Please revise the entries below by changing every "file-row" to "list-row" and keeping everything else the same. Leave the pictures out of your answer.

--- Dataset content ---
★ ★ ★
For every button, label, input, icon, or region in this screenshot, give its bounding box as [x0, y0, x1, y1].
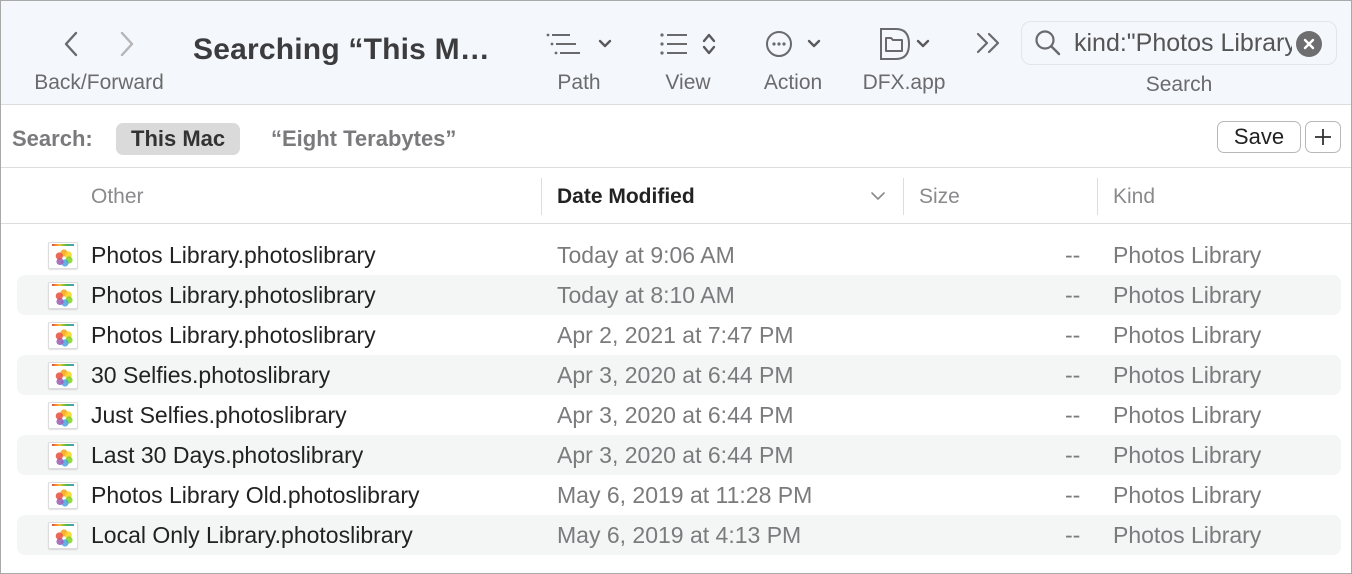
chevron-right-icon	[120, 31, 134, 57]
file-row[interactable]: Just Selfies.photoslibrary Apr 3, 2020 a…	[17, 395, 1341, 435]
action-button[interactable]: Action	[757, 1, 829, 105]
photos-library-icon	[48, 362, 78, 389]
file-row[interactable]: 30 Selfies.photoslibrary Apr 3, 2020 at …	[17, 355, 1341, 395]
file-size: --	[1065, 242, 1081, 268]
chevron-down-icon	[807, 39, 821, 48]
forward-button[interactable]	[117, 30, 137, 58]
file-name: Local Only Library.photoslibrary	[91, 522, 413, 548]
file-row[interactable]: Photos Library Old.photoslibrary May 6, …	[17, 475, 1341, 515]
file-row[interactable]: Photos Library.photoslibrary Today at 8:…	[17, 275, 1341, 315]
file-name: Photos Library.photoslibrary	[91, 282, 376, 308]
view-button[interactable]: View	[655, 1, 721, 105]
file-name: Just Selfies.photoslibrary	[91, 402, 347, 428]
search-scope-bar: Search: This Mac “Eight Terabytes” Save	[1, 106, 1351, 168]
ellipsis-circle-icon	[766, 31, 792, 57]
file-name: 30 Selfies.photoslibrary	[91, 362, 331, 388]
file-size: --	[1065, 442, 1081, 468]
photos-library-icon	[48, 242, 78, 269]
file-size: --	[1065, 482, 1081, 508]
file-date-modified: Apr 3, 2020 at 6:44 PM	[557, 402, 794, 428]
view-label: View	[665, 71, 711, 94]
photos-library-icon	[48, 482, 78, 509]
file-size: --	[1065, 522, 1081, 548]
file-row[interactable]: Last 30 Days.photoslibrary Apr 3, 2020 a…	[17, 435, 1341, 475]
file-name: Photos Library.photoslibrary	[91, 242, 376, 268]
photos-library-icon	[48, 522, 78, 549]
file-size: --	[1065, 402, 1081, 428]
dfx-app-label: DFX.app	[862, 71, 946, 94]
search-label: Search	[1145, 73, 1213, 96]
column-header-date-modified[interactable]: Date Modified	[557, 169, 695, 224]
column-header-kind[interactable]: Kind	[1113, 169, 1155, 224]
sort-descending-icon	[871, 192, 885, 200]
file-date-modified: May 6, 2019 at 11:28 PM	[557, 482, 813, 508]
file-size: --	[1065, 322, 1081, 348]
add-criteria-button[interactable]	[1305, 121, 1341, 153]
column-header-name[interactable]: Other	[91, 169, 144, 224]
photos-library-icon	[48, 442, 78, 469]
back-button[interactable]	[61, 30, 81, 58]
back-forward-label: Back/Forward	[34, 71, 164, 94]
plus-icon	[1315, 129, 1331, 145]
column-divider[interactable]	[903, 178, 904, 215]
column-divider[interactable]	[1097, 178, 1098, 215]
file-kind: Photos Library	[1113, 442, 1262, 468]
column-header-row: Other Date Modified Size Kind	[1, 169, 1351, 224]
dfx-app-button[interactable]: DFX.app	[857, 1, 951, 105]
file-date-modified: Apr 3, 2020 at 6:44 PM	[557, 362, 794, 388]
photos-library-icon	[48, 402, 78, 429]
toolbar-overflow-button[interactable]	[975, 31, 1003, 55]
clear-search-button[interactable]	[1296, 31, 1322, 57]
toolbar: Back/Forward Searching “This M… Path Vie…	[1, 1, 1351, 105]
scope-eight-terabytes[interactable]: “Eight Terabytes”	[271, 126, 456, 152]
file-date-modified: Today at 9:06 AM	[557, 242, 735, 268]
file-kind: Photos Library	[1113, 362, 1262, 388]
clear-x-icon	[1303, 38, 1315, 50]
list-view-icon	[660, 33, 687, 55]
save-search-button[interactable]: Save	[1217, 121, 1301, 153]
file-size: --	[1065, 362, 1081, 388]
double-chevron-right-icon	[976, 32, 1000, 54]
search-field[interactable]	[1021, 21, 1337, 65]
file-kind: Photos Library	[1113, 482, 1262, 508]
back-forward-group: Back/Forward	[27, 1, 171, 105]
path-list-icon	[546, 33, 580, 55]
chevron-down-icon	[598, 39, 612, 48]
column-header-size[interactable]: Size	[919, 169, 960, 224]
file-size: --	[1065, 282, 1081, 308]
file-kind: Photos Library	[1113, 282, 1262, 308]
file-name: Photos Library Old.photoslibrary	[91, 482, 420, 508]
window-title: Searching “This M…	[193, 33, 490, 66]
file-kind: Photos Library	[1113, 242, 1262, 268]
chevron-down-icon	[916, 39, 930, 48]
file-kind: Photos Library	[1113, 522, 1262, 548]
chevron-left-icon	[64, 31, 78, 57]
scope-label: Search:	[12, 126, 93, 151]
file-date-modified: Apr 2, 2021 at 7:47 PM	[557, 322, 794, 348]
file-name: Photos Library.photoslibrary	[91, 322, 376, 348]
magnifier-icon	[1035, 30, 1061, 56]
file-date-modified: Apr 3, 2020 at 6:44 PM	[557, 442, 794, 468]
path-button[interactable]: Path	[541, 1, 617, 105]
dfx-app-icon	[880, 28, 911, 60]
file-date-modified: Today at 8:10 AM	[557, 282, 735, 308]
up-down-chevron-icon	[702, 33, 716, 55]
file-row[interactable]: Photos Library.photoslibrary Today at 9:…	[17, 235, 1341, 275]
file-kind: Photos Library	[1113, 402, 1262, 428]
photos-library-icon	[48, 322, 78, 349]
finder-window: Back/Forward Searching “This M… Path Vie…	[0, 0, 1352, 574]
file-date-modified: May 6, 2019 at 4:13 PM	[557, 522, 802, 548]
scope-this-mac[interactable]: This Mac	[116, 123, 241, 155]
photos-library-icon	[48, 282, 78, 309]
search-input[interactable]	[1074, 28, 1292, 58]
path-label: Path	[557, 71, 601, 94]
file-row[interactable]: Local Only Library.photoslibrary May 6, …	[17, 515, 1341, 555]
action-label: Action	[763, 71, 823, 94]
column-divider[interactable]	[541, 178, 542, 215]
file-row[interactable]: Photos Library.photoslibrary Apr 2, 2021…	[17, 315, 1341, 355]
file-name: Last 30 Days.photoslibrary	[91, 442, 364, 468]
file-kind: Photos Library	[1113, 322, 1262, 348]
★ ★ ★
--- Result for this exercise ---
For every button, label, input, icon, or region in this screenshot, give its bounding box as [x0, y0, x1, y1].
chevron-right-icon	[120, 31, 134, 57]
list-row[interactable]: Just Selfies.photoslibrary Apr 3, 2020 a…	[17, 395, 1341, 435]
action-button[interactable]: Action	[757, 1, 829, 105]
photos-library-icon	[48, 362, 78, 389]
list-row[interactable]: 30 Selfies.photoslibrary Apr 3, 2020 at …	[17, 355, 1341, 395]
file-size: --	[1065, 242, 1081, 268]
chevron-down-icon	[807, 39, 821, 48]
forward-button[interactable]	[117, 30, 137, 58]
file-name: Local Only Library.photoslibrary	[91, 522, 413, 548]
list-row[interactable]: Photos Library Old.photoslibrary May 6, …	[17, 475, 1341, 515]
list-row[interactable]: Photos Library.photoslibrary Today at 8:…	[17, 275, 1341, 315]
file-name: Photos Library.photoslibrary	[91, 282, 376, 308]
view-button[interactable]: View	[655, 1, 721, 105]
file-name: Just Selfies.photoslibrary	[91, 402, 347, 428]
search-scope-bar: Search: This Mac “Eight Terabytes” Save	[1, 106, 1351, 168]
ellipsis-circle-icon	[766, 31, 792, 57]
file-name: 30 Selfies.photoslibrary	[91, 362, 331, 388]
file-size: --	[1065, 442, 1081, 468]
photos-library-icon	[48, 242, 78, 269]
file-size: --	[1065, 482, 1081, 508]
file-date-modified: Apr 3, 2020 at 6:44 PM	[557, 402, 794, 428]
view-label: View	[665, 71, 711, 94]
photos-library-icon	[48, 482, 78, 509]
file-size: --	[1065, 522, 1081, 548]
list-row[interactable]: Last 30 Days.photoslibrary Apr 3, 2020 a…	[17, 435, 1341, 475]
file-name: Photos Library.photoslibrary	[91, 242, 376, 268]
photos-library-icon	[48, 522, 78, 549]
file-size: --	[1065, 402, 1081, 428]
dfx-app-label: DFX.app	[862, 71, 946, 94]
search-label: Search	[1145, 73, 1213, 96]
column-header-date-modified[interactable]: Date Modified	[557, 169, 695, 224]
column-header-kind[interactable]: Kind	[1113, 169, 1155, 224]
sort-descending-icon	[871, 192, 885, 200]
file-date-modified: May 6, 2019 at 11:28 PM	[557, 482, 813, 508]
file-size: --	[1065, 322, 1081, 348]
add-criteria-button[interactable]	[1305, 121, 1341, 153]
column-header-name[interactable]: Other	[91, 169, 144, 224]
photos-library-icon	[48, 442, 78, 469]
back-button[interactable]	[61, 30, 81, 58]
back-forward-label: Back/Forward	[34, 71, 164, 94]
plus-icon	[1315, 129, 1331, 145]
column-divider[interactable]	[903, 178, 904, 215]
column-divider[interactable]	[1097, 178, 1098, 215]
file-kind: Photos Library	[1113, 442, 1262, 468]
column-header-row: Other Date Modified Size Kind	[1, 169, 1351, 224]
dfx-app-button[interactable]: DFX.app	[857, 1, 951, 105]
file-date-modified: Apr 3, 2020 at 6:44 PM	[557, 362, 794, 388]
photos-library-icon	[48, 402, 78, 429]
toolbar-overflow-button[interactable]	[975, 31, 1003, 55]
clear-search-button[interactable]	[1296, 31, 1322, 57]
toolbar: Back/Forward Searching “This M… Path Vie…	[1, 1, 1351, 105]
scope-eight-terabytes[interactable]: “Eight Terabytes”	[271, 126, 456, 152]
file-date-modified: Today at 9:06 AM	[557, 242, 735, 268]
file-kind: Photos Library	[1113, 362, 1262, 388]
clear-x-icon	[1303, 38, 1315, 50]
list-view-icon	[660, 33, 687, 55]
save-search-button[interactable]: Save	[1217, 121, 1301, 153]
file-size: --	[1065, 362, 1081, 388]
double-chevron-right-icon	[976, 32, 1000, 54]
search-field[interactable]	[1021, 21, 1337, 65]
file-kind: Photos Library	[1113, 482, 1262, 508]
back-forward-group: Back/Forward	[27, 1, 171, 105]
path-list-icon	[546, 33, 580, 55]
chevron-down-icon	[598, 39, 612, 48]
column-header-size[interactable]: Size	[919, 169, 960, 224]
file-size: --	[1065, 282, 1081, 308]
file-kind: Photos Library	[1113, 282, 1262, 308]
file-name: Photos Library Old.photoslibrary	[91, 482, 420, 508]
window-title: Searching “This M…	[193, 33, 490, 66]
file-kind: Photos Library	[1113, 242, 1262, 268]
chevron-down-icon	[916, 39, 930, 48]
file-kind: Photos Library	[1113, 522, 1262, 548]
chevron-left-icon	[64, 31, 78, 57]
scope-label: Search:	[12, 126, 93, 151]
file-date-modified: Apr 2, 2021 at 7:47 PM	[557, 322, 794, 348]
file-name: Photos Library.photoslibrary	[91, 322, 376, 348]
magnifier-icon	[1035, 30, 1061, 56]
file-date-modified: Apr 3, 2020 at 6:44 PM	[557, 442, 794, 468]
path-button[interactable]: Path	[541, 1, 617, 105]
dfx-app-icon	[880, 28, 911, 60]
file-date-modified: Today at 8:10 AM	[557, 282, 735, 308]
up-down-chevron-icon	[702, 33, 716, 55]
list-row[interactable]: Photos Library.photoslibrary Today at 9:…	[17, 235, 1341, 275]
file-kind: Photos Library	[1113, 402, 1262, 428]
photos-library-icon	[48, 322, 78, 349]
finder-window: Back/Forward Searching “This M… Path Vie…	[0, 0, 1352, 574]
file-date-modified: May 6, 2019 at 4:13 PM	[557, 522, 802, 548]
scope-this-mac[interactable]: This Mac	[116, 123, 241, 155]
photos-library-icon	[48, 282, 78, 309]
search-input[interactable]	[1074, 28, 1292, 58]
path-label: Path	[557, 71, 601, 94]
list-row[interactable]: Local Only Library.photoslibrary May 6, …	[17, 515, 1341, 555]
action-label: Action	[763, 71, 823, 94]
column-divider[interactable]	[541, 178, 542, 215]
list-row[interactable]: Photos Library.photoslibrary Apr 2, 2021…	[17, 315, 1341, 355]
file-name: Last 30 Days.photoslibrary	[91, 442, 364, 468]
file-kind: Photos Library	[1113, 322, 1262, 348]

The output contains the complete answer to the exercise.